* _WHAT IS NEEDED_
Restate the full set of records exactly, word for word.

* _RECORDS TO USE_
::::::::
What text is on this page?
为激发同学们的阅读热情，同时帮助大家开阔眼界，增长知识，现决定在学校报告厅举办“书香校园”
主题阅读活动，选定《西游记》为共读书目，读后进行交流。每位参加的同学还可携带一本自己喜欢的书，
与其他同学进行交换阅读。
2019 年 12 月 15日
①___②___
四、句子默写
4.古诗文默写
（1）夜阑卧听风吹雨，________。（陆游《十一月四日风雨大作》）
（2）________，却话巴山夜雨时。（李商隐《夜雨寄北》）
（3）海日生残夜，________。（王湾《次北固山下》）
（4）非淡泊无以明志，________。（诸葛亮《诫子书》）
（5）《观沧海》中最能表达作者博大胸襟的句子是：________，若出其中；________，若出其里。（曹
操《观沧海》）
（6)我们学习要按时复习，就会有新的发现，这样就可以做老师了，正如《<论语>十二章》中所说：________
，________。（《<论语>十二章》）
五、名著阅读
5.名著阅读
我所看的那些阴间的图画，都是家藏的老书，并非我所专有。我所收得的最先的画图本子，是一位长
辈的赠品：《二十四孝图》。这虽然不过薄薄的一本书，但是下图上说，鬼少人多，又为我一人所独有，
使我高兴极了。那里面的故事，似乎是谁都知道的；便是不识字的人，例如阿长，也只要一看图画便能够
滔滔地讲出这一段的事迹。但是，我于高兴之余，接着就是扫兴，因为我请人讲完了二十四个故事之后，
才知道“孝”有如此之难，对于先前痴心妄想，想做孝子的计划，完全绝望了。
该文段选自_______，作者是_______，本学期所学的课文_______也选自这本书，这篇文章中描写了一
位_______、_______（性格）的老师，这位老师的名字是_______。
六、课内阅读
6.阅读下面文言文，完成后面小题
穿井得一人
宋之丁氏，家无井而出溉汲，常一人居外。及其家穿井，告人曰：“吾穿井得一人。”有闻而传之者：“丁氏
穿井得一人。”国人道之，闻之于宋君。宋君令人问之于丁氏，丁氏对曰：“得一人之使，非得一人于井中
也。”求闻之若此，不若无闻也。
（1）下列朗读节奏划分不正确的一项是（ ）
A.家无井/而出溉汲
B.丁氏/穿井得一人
::::::::
* _WRITTEN RESPONSE_
What text is on this page?
为激发同学们的阅读热情，同时帮助大家开阔眼界，增长知识，现决定在学校报告厅举办“书香校园”
主题阅读活动，选定《西游记》为共读书目，读后进行交流。每位参加的同学还可携带一本自己喜欢的书，
与其他同学进行交换阅读。
2019 年 12 月 15日
①___②___
四、句子默写
4.古诗文默写
（1）夜阑卧听风吹雨，________。（陆游《十一月四日风雨大作》）
（2）________，却话巴山夜雨时。（李商隐《夜雨寄北》）
（3）海日生残夜，________。（王湾《次北固山下》）
（4）非淡泊无以明志，________。（诸葛亮《诫子书》）
（5）《观沧海》中最能表达作者博大胸襟的句子是：________，若出其中；________，若出其里。（曹
操《观沧海》）
（6)我们学习要按时复习，就会有新的发现，这样就可以做老师了，正如《<论语>十二章》中所说：________
，________。（《<论语>十二章》）
五、名著阅读
5.名著阅读
我所看的那些阴间的图画，都是家藏的老书，并非我所专有。我所收得的最先的画图本子，是一位长
辈的赠品：《二十四孝图》。这虽然不过薄薄的一本书，但是下图上说，鬼少人多，又为我一人所独有，
使我高兴极了。那里面的故事，似乎是谁都知道的；便是不识字的人，例如阿长，也只要一看图画便能够
滔滔地讲出这一段的事迹。但是，我于高兴之余，接着就是扫兴，因为我请人讲完了二十四个故事之后，
才知道“孝”有如此之难，对于先前痴心妄想，想做孝子的计划，完全绝望了。
该文段选自_______，作者是_______，本学期所学的课文_______也选自这本书，这篇文章中描写了一
位_______、_______（性格）的老师，这位老师的名字是_______。
六、课内阅读
6.阅读下面文言文，完成后面小题
穿井得一人
宋之丁氏，家无井而出溉汲，常一人居外。及其家穿井，告人曰：“吾穿井得一人。”有闻而传之者：“丁氏
穿井得一人。”国人道之，闻之于宋君。宋君令人问之于丁氏，丁氏对曰：“得一人之使，非得一人于井中
也。”求闻之若此，不若无闻也。
（1）下列朗读节奏划分不正确的一项是（ ）
A.家无井/而出溉汲
B.丁氏/穿井得一人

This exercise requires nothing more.